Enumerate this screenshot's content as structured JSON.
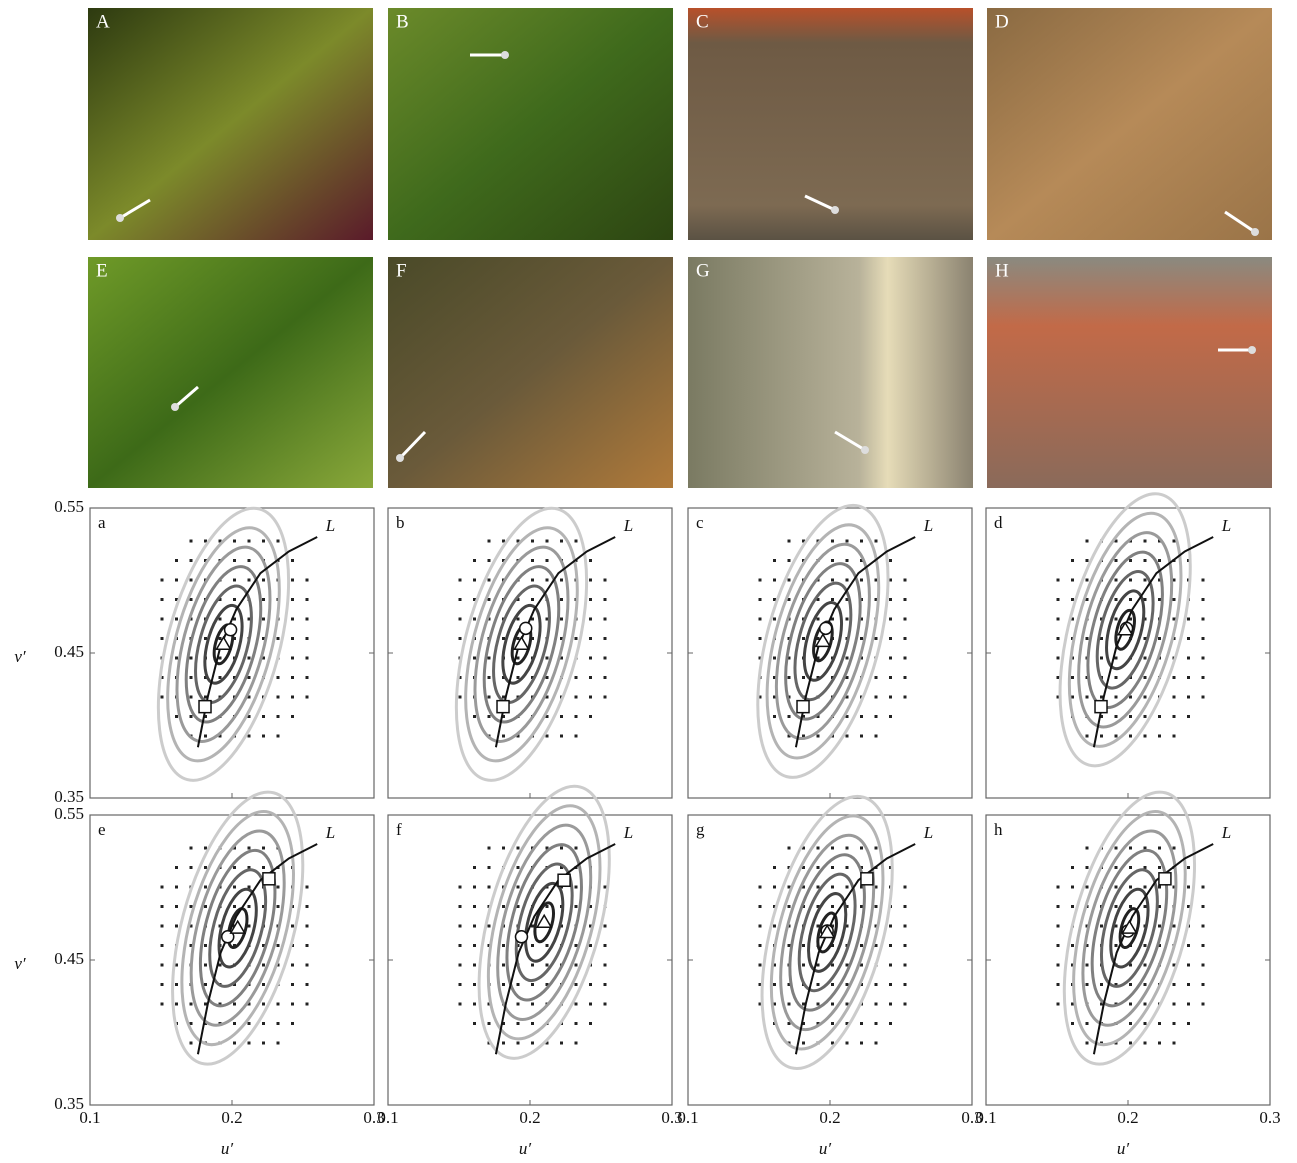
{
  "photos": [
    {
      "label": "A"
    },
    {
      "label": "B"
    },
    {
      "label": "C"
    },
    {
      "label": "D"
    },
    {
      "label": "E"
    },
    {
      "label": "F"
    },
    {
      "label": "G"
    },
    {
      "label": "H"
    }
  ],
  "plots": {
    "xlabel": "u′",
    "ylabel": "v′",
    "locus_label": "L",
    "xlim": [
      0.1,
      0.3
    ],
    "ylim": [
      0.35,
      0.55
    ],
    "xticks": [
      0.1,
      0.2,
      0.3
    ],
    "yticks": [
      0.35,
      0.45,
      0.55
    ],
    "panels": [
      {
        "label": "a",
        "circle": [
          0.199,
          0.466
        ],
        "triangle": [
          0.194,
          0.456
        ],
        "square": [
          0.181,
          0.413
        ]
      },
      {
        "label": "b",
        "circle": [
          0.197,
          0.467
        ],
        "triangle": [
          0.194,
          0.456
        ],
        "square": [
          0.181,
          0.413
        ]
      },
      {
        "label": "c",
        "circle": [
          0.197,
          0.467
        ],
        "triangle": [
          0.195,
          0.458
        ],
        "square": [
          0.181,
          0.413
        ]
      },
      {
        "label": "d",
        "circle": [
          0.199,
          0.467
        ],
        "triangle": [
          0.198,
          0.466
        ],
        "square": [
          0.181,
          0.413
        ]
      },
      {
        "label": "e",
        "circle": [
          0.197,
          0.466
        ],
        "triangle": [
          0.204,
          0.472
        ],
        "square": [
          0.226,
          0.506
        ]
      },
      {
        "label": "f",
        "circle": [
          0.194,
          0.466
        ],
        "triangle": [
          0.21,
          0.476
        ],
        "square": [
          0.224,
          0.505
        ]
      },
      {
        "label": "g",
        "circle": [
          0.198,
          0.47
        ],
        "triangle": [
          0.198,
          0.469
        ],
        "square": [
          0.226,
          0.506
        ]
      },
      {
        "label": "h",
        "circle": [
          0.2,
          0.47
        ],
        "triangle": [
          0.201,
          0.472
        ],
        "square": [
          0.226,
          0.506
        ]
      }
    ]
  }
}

§ §

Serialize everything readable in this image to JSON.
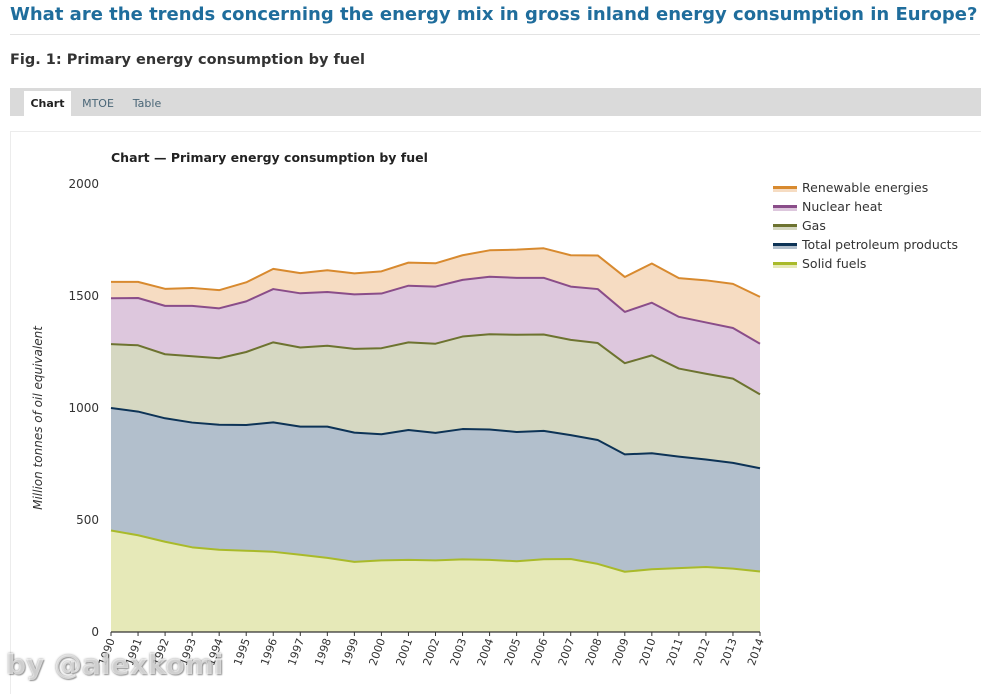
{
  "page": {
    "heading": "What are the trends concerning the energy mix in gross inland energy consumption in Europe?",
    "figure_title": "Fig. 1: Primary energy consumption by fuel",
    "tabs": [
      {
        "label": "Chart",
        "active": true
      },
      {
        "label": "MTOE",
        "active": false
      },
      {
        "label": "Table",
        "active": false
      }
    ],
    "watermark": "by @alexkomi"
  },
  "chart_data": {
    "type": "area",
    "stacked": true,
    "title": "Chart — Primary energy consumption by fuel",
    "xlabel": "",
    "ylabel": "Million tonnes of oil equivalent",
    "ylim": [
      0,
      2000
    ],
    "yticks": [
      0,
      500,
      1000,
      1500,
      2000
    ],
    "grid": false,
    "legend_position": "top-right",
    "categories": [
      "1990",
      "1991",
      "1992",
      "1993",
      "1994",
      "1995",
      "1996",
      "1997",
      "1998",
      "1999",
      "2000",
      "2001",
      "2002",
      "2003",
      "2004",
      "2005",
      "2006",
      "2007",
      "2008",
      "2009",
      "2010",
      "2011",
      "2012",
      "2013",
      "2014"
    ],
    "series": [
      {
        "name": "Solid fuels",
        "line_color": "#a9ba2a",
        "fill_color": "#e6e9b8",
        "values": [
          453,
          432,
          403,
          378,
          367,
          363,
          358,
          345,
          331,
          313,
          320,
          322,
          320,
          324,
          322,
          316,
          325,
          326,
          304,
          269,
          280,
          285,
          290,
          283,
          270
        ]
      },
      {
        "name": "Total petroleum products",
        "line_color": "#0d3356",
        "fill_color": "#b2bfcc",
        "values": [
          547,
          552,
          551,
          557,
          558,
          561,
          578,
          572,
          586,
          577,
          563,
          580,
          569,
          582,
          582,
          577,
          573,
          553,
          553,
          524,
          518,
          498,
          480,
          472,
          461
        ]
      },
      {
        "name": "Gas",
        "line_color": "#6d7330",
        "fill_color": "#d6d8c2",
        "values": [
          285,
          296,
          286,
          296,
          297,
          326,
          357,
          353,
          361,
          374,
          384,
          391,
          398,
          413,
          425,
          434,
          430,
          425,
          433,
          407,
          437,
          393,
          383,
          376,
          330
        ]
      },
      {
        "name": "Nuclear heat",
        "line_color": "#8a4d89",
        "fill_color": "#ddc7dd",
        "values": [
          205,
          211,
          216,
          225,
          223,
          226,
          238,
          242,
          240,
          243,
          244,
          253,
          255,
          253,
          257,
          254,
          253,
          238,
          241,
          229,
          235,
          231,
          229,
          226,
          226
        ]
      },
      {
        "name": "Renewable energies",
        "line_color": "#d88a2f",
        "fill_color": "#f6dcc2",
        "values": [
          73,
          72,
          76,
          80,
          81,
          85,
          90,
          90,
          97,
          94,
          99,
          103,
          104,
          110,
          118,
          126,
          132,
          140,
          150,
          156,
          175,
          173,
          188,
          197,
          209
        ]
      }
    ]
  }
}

§ §

**WHAT YOU SHOULD DO:** For this exercise, gather every line of the data that contains the word "ylabel".

**SOLUTION TO THE PROBLEM:**
    "ylabel": "v′",
    "ylabel": "Million tonnes of oil equivalent",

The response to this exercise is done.